Stored items from a collection:
────
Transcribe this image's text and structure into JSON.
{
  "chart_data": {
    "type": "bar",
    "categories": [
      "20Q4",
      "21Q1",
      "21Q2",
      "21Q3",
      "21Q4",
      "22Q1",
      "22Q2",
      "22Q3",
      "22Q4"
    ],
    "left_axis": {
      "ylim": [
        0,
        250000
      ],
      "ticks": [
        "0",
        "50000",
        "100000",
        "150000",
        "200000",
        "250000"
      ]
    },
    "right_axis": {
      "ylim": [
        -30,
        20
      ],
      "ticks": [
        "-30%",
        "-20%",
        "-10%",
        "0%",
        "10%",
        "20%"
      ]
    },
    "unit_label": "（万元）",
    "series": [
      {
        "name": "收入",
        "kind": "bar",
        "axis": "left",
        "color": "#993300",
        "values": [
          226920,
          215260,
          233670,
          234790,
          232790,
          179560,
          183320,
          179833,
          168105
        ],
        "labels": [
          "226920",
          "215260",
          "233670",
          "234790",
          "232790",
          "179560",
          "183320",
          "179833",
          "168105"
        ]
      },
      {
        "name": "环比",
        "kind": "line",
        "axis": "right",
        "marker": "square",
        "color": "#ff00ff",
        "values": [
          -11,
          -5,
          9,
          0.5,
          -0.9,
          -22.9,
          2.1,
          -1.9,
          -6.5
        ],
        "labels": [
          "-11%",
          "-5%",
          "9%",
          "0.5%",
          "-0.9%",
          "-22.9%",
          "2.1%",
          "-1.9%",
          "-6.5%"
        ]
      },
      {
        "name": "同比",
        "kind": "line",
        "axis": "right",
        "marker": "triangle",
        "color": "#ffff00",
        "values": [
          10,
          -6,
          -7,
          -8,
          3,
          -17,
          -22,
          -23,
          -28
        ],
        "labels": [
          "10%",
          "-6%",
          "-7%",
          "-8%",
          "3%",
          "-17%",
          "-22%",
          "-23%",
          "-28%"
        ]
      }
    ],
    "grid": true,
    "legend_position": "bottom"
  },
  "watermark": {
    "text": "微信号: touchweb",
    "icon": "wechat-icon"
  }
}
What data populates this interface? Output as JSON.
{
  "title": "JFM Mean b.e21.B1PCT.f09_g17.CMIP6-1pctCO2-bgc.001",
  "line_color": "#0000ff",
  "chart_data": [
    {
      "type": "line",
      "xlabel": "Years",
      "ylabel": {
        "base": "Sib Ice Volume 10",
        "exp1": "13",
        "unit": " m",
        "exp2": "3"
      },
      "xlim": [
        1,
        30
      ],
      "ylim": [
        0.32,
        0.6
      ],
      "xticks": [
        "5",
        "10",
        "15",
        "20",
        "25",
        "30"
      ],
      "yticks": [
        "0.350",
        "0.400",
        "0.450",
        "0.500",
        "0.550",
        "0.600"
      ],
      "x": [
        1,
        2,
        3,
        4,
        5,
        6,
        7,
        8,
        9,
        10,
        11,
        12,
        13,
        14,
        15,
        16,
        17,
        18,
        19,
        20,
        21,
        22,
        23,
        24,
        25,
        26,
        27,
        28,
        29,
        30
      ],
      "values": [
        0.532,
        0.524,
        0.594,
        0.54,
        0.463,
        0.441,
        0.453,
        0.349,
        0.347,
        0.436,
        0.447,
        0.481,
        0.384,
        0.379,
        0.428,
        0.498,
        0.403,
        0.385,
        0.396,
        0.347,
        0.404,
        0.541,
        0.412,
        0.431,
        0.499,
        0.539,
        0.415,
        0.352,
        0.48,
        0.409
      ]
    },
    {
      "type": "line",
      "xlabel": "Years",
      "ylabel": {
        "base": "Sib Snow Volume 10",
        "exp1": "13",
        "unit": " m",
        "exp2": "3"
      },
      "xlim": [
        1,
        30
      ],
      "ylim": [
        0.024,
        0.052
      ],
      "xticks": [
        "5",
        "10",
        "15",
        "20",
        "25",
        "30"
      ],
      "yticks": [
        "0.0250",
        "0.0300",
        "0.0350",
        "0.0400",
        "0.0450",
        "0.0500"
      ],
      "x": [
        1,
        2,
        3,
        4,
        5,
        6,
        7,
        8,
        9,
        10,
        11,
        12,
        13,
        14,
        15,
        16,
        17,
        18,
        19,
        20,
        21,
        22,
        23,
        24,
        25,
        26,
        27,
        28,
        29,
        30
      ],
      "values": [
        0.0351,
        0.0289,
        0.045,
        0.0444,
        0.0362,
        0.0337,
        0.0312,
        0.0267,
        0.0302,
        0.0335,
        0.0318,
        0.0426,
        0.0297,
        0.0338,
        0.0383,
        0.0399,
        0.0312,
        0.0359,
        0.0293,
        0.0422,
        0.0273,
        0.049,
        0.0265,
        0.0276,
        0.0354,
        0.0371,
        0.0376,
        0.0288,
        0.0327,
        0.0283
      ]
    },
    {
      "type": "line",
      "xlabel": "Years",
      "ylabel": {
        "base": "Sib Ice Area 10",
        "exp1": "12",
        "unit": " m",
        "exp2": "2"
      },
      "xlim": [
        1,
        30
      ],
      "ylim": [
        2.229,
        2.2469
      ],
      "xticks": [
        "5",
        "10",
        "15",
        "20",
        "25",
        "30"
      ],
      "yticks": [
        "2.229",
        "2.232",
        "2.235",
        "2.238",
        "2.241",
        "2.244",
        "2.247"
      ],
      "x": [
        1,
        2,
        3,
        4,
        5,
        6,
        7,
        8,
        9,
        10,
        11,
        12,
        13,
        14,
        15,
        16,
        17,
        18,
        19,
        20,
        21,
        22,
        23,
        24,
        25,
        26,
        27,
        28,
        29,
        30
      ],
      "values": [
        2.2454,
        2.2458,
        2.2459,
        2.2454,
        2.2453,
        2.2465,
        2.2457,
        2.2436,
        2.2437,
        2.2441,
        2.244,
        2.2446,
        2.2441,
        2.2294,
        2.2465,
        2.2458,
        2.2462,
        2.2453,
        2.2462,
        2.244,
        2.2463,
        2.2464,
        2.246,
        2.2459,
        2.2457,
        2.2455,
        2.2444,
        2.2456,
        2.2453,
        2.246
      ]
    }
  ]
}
────
**Work required**: Quote all the records exactly, please, leaving none out.

**Expected output**:
Transcribe this image's text and structure into JSON.
{
  "chart_data": {
    "type": "bar",
    "categories": [
      "20Q4",
      "21Q1",
      "21Q2",
      "21Q3",
      "21Q4",
      "22Q1",
      "22Q2",
      "22Q3",
      "22Q4"
    ],
    "left_axis": {
      "ylim": [
        0,
        250000
      ],
      "ticks": [
        "0",
        "50000",
        "100000",
        "150000",
        "200000",
        "250000"
      ]
    },
    "right_axis": {
      "ylim": [
        -30,
        20
      ],
      "ticks": [
        "-30%",
        "-20%",
        "-10%",
        "0%",
        "10%",
        "20%"
      ]
    },
    "unit_label": "（万元）",
    "series": [
      {
        "name": "收入",
        "kind": "bar",
        "axis": "left",
        "color": "#993300",
        "values": [
          226920,
          215260,
          233670,
          234790,
          232790,
          179560,
          183320,
          179833,
          168105
        ],
        "labels": [
          "226920",
          "215260",
          "233670",
          "234790",
          "232790",
          "179560",
          "183320",
          "179833",
          "168105"
        ]
      },
      {
        "name": "环比",
        "kind": "line",
        "axis": "right",
        "marker": "square",
        "color": "#ff00ff",
        "values": [
          -11,
          -5,
          9,
          0.5,
          -0.9,
          -22.9,
          2.1,
          -1.9,
          -6.5
        ],
        "labels": [
          "-11%",
          "-5%",
          "9%",
          "0.5%",
          "-0.9%",
          "-22.9%",
          "2.1%",
          "-1.9%",
          "-6.5%"
        ]
      },
      {
        "name": "同比",
        "kind": "line",
        "axis": "right",
        "marker": "triangle",
        "color": "#ffff00",
        "values": [
          10,
          -6,
          -7,
          -8,
          3,
          -17,
          -22,
          -23,
          -28
        ],
        "labels": [
          "10%",
          "-6%",
          "-7%",
          "-8%",
          "3%",
          "-17%",
          "-22%",
          "-23%",
          "-28%"
        ]
      }
    ],
    "grid": true,
    "legend_position": "bottom"
  },
  "watermark": {
    "text": "微信号: touchweb",
    "icon": "wechat-icon"
  }
}
What data populates this interface? Output as JSON.
{
  "title": "JFM Mean b.e21.B1PCT.f09_g17.CMIP6-1pctCO2-bgc.001",
  "line_color": "#0000ff",
  "chart_data": [
    {
      "type": "line",
      "xlabel": "Years",
      "ylabel": {
        "base": "Sib Ice Volume 10",
        "exp1": "13",
        "unit": " m",
        "exp2": "3"
      },
      "xlim": [
        1,
        30
      ],
      "ylim": [
        0.32,
        0.6
      ],
      "xticks": [
        "5",
        "10",
        "15",
        "20",
        "25",
        "30"
      ],
      "yticks": [
        "0.350",
        "0.400",
        "0.450",
        "0.500",
        "0.550",
        "0.600"
      ],
      "x": [
        1,
        2,
        3,
        4,
        5,
        6,
        7,
        8,
        9,
        10,
        11,
        12,
        13,
        14,
        15,
        16,
        17,
        18,
        19,
        20,
        21,
        22,
        23,
        24,
        25,
        26,
        27,
        28,
        29,
        30
      ],
      "values": [
        0.532,
        0.524,
        0.594,
        0.54,
        0.463,
        0.441,
        0.453,
        0.349,
        0.347,
        0.436,
        0.447,
        0.481,
        0.384,
        0.379,
        0.428,
        0.498,
        0.403,
        0.385,
        0.396,
        0.347,
        0.404,
        0.541,
        0.412,
        0.431,
        0.499,
        0.539,
        0.415,
        0.352,
        0.48,
        0.409
      ]
    },
    {
      "type": "line",
      "xlabel": "Years",
      "ylabel": {
        "base": "Sib Snow Volume 10",
        "exp1": "13",
        "unit": " m",
        "exp2": "3"
      },
      "xlim": [
        1,
        30
      ],
      "ylim": [
        0.024,
        0.052
      ],
      "xticks": [
        "5",
        "10",
        "15",
        "20",
        "25",
        "30"
      ],
      "yticks": [
        "0.0250",
        "0.0300",
        "0.0350",
        "0.0400",
        "0.0450",
        "0.0500"
      ],
      "x": [
        1,
        2,
        3,
        4,
        5,
        6,
        7,
        8,
        9,
        10,
        11,
        12,
        13,
        14,
        15,
        16,
        17,
        18,
        19,
        20,
        21,
        22,
        23,
        24,
        25,
        26,
        27,
        28,
        29,
        30
      ],
      "values": [
        0.0351,
        0.0289,
        0.045,
        0.0444,
        0.0362,
        0.0337,
        0.0312,
        0.0267,
        0.0302,
        0.0335,
        0.0318,
        0.0426,
        0.0297,
        0.0338,
        0.0383,
        0.0399,
        0.0312,
        0.0359,
        0.0293,
        0.0422,
        0.0273,
        0.049,
        0.0265,
        0.0276,
        0.0354,
        0.0371,
        0.0376,
        0.0288,
        0.0327,
        0.0283
      ]
    },
    {
      "type": "line",
      "xlabel": "Years",
      "ylabel": {
        "base": "Sib Ice Area 10",
        "exp1": "12",
        "unit": " m",
        "exp2": "2"
      },
      "xlim": [
        1,
        30
      ],
      "ylim": [
        2.229,
        2.2469
      ],
      "xticks": [
        "5",
        "10",
        "15",
        "20",
        "25",
        "30"
      ],
      "yticks": [
        "2.229",
        "2.232",
        "2.235",
        "2.238",
        "2.241",
        "2.244",
        "2.247"
      ],
      "x": [
        1,
        2,
        3,
        4,
        5,
        6,
        7,
        8,
        9,
        10,
        11,
        12,
        13,
        14,
        15,
        16,
        17,
        18,
        19,
        20,
        21,
        22,
        23,
        24,
        25,
        26,
        27,
        28,
        29,
        30
      ],
      "values": [
        2.2454,
        2.2458,
        2.2459,
        2.2454,
        2.2453,
        2.2465,
        2.2457,
        2.2436,
        2.2437,
        2.2441,
        2.244,
        2.2446,
        2.2441,
        2.2294,
        2.2465,
        2.2458,
        2.2462,
        2.2453,
        2.2462,
        2.244,
        2.2463,
        2.2464,
        2.246,
        2.2459,
        2.2457,
        2.2455,
        2.2444,
        2.2456,
        2.2453,
        2.246
      ]
    }
  ]
}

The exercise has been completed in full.